**TASK GOAL:**
Reproduce all records verbatim.

[Source records]
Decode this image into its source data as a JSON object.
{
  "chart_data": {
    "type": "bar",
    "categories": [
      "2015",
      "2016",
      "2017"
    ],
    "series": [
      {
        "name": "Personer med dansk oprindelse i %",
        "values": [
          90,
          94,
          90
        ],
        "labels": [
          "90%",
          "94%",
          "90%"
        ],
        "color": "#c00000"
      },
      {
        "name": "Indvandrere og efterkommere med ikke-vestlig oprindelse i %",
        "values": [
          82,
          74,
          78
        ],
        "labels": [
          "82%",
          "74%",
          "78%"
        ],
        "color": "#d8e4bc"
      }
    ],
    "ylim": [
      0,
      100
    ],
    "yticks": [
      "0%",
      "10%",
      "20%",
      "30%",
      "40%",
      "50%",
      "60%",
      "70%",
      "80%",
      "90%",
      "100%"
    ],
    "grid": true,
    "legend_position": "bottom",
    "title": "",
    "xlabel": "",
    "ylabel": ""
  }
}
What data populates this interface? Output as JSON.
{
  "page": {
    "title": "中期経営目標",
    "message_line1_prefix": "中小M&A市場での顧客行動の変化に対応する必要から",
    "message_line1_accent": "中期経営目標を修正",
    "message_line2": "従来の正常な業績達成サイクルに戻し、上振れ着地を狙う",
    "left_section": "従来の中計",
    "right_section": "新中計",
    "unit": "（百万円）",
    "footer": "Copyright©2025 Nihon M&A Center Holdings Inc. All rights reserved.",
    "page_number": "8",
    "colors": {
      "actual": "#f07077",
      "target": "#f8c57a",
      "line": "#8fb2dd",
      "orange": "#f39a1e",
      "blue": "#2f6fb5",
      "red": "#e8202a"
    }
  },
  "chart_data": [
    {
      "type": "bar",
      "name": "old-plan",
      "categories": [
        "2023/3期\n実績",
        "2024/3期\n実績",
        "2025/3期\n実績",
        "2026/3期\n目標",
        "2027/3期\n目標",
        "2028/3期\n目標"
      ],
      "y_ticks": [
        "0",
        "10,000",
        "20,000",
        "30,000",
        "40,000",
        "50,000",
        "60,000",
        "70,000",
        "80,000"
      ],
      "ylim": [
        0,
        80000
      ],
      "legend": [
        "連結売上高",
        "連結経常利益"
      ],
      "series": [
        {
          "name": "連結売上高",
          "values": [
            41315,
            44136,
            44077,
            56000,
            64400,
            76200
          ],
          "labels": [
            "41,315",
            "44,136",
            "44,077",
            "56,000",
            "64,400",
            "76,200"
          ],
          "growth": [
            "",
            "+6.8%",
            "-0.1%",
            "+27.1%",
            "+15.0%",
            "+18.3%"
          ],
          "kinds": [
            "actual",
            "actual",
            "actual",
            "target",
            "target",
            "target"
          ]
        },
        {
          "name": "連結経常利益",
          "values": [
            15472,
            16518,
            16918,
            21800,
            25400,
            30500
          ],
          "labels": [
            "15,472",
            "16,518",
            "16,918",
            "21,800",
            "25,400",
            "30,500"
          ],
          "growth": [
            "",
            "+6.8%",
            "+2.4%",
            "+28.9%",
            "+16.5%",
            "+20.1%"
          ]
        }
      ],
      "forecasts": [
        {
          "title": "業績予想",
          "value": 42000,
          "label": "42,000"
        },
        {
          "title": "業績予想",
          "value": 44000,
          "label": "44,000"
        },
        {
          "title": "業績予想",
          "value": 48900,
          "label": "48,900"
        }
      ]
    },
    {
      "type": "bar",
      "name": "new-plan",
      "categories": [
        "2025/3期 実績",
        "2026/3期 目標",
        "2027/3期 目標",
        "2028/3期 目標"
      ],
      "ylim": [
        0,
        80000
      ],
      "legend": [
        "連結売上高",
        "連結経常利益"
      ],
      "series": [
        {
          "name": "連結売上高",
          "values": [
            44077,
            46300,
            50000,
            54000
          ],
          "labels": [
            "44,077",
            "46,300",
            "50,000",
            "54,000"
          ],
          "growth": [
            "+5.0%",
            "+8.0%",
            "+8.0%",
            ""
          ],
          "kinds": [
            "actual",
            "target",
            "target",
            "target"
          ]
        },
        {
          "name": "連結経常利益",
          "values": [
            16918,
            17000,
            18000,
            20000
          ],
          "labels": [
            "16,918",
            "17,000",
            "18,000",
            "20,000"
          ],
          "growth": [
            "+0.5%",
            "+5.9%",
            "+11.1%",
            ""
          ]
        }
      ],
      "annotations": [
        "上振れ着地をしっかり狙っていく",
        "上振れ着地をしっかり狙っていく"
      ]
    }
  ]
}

**SOLUTION BELOW:**
Decode this image into its source data as a JSON object.
{
  "chart_data": {
    "type": "bar",
    "categories": [
      "2015",
      "2016",
      "2017"
    ],
    "series": [
      {
        "name": "Personer med dansk oprindelse i %",
        "values": [
          90,
          94,
          90
        ],
        "labels": [
          "90%",
          "94%",
          "90%"
        ],
        "color": "#c00000"
      },
      {
        "name": "Indvandrere og efterkommere med ikke-vestlig oprindelse i %",
        "values": [
          82,
          74,
          78
        ],
        "labels": [
          "82%",
          "74%",
          "78%"
        ],
        "color": "#d8e4bc"
      }
    ],
    "ylim": [
      0,
      100
    ],
    "yticks": [
      "0%",
      "10%",
      "20%",
      "30%",
      "40%",
      "50%",
      "60%",
      "70%",
      "80%",
      "90%",
      "100%"
    ],
    "grid": true,
    "legend_position": "bottom",
    "title": "",
    "xlabel": "",
    "ylabel": ""
  }
}
What data populates this interface? Output as JSON.
{
  "page": {
    "title": "中期経営目標",
    "message_line1_prefix": "中小M&A市場での顧客行動の変化に対応する必要から",
    "message_line1_accent": "中期経営目標を修正",
    "message_line2": "従来の正常な業績達成サイクルに戻し、上振れ着地を狙う",
    "left_section": "従来の中計",
    "right_section": "新中計",
    "unit": "（百万円）",
    "footer": "Copyright©2025 Nihon M&A Center Holdings Inc. All rights reserved.",
    "page_number": "8",
    "colors": {
      "actual": "#f07077",
      "target": "#f8c57a",
      "line": "#8fb2dd",
      "orange": "#f39a1e",
      "blue": "#2f6fb5",
      "red": "#e8202a"
    }
  },
  "chart_data": [
    {
      "type": "bar",
      "name": "old-plan",
      "categories": [
        "2023/3期\n実績",
        "2024/3期\n実績",
        "2025/3期\n実績",
        "2026/3期\n目標",
        "2027/3期\n目標",
        "2028/3期\n目標"
      ],
      "y_ticks": [
        "0",
        "10,000",
        "20,000",
        "30,000",
        "40,000",
        "50,000",
        "60,000",
        "70,000",
        "80,000"
      ],
      "ylim": [
        0,
        80000
      ],
      "legend": [
        "連結売上高",
        "連結経常利益"
      ],
      "series": [
        {
          "name": "連結売上高",
          "values": [
            41315,
            44136,
            44077,
            56000,
            64400,
            76200
          ],
          "labels": [
            "41,315",
            "44,136",
            "44,077",
            "56,000",
            "64,400",
            "76,200"
          ],
          "growth": [
            "",
            "+6.8%",
            "-0.1%",
            "+27.1%",
            "+15.0%",
            "+18.3%"
          ],
          "kinds": [
            "actual",
            "actual",
            "actual",
            "target",
            "target",
            "target"
          ]
        },
        {
          "name": "連結経常利益",
          "values": [
            15472,
            16518,
            16918,
            21800,
            25400,
            30500
          ],
          "labels": [
            "15,472",
            "16,518",
            "16,918",
            "21,800",
            "25,400",
            "30,500"
          ],
          "growth": [
            "",
            "+6.8%",
            "+2.4%",
            "+28.9%",
            "+16.5%",
            "+20.1%"
          ]
        }
      ],
      "forecasts": [
        {
          "title": "業績予想",
          "value": 42000,
          "label": "42,000"
        },
        {
          "title": "業績予想",
          "value": 44000,
          "label": "44,000"
        },
        {
          "title": "業績予想",
          "value": 48900,
          "label": "48,900"
        }
      ]
    },
    {
      "type": "bar",
      "name": "new-plan",
      "categories": [
        "2025/3期 実績",
        "2026/3期 目標",
        "2027/3期 目標",
        "2028/3期 目標"
      ],
      "ylim": [
        0,
        80000
      ],
      "legend": [
        "連結売上高",
        "連結経常利益"
      ],
      "series": [
        {
          "name": "連結売上高",
          "values": [
            44077,
            46300,
            50000,
            54000
          ],
          "labels": [
            "44,077",
            "46,300",
            "50,000",
            "54,000"
          ],
          "growth": [
            "+5.0%",
            "+8.0%",
            "+8.0%",
            ""
          ],
          "kinds": [
            "actual",
            "target",
            "target",
            "target"
          ]
        },
        {
          "name": "連結経常利益",
          "values": [
            16918,
            17000,
            18000,
            20000
          ],
          "labels": [
            "16,918",
            "17,000",
            "18,000",
            "20,000"
          ],
          "growth": [
            "+0.5%",
            "+5.9%",
            "+11.1%",
            ""
          ]
        }
      ],
      "annotations": [
        "上振れ着地をしっかり狙っていく",
        "上振れ着地をしっかり狙っていく"
      ]
    }
  ]
}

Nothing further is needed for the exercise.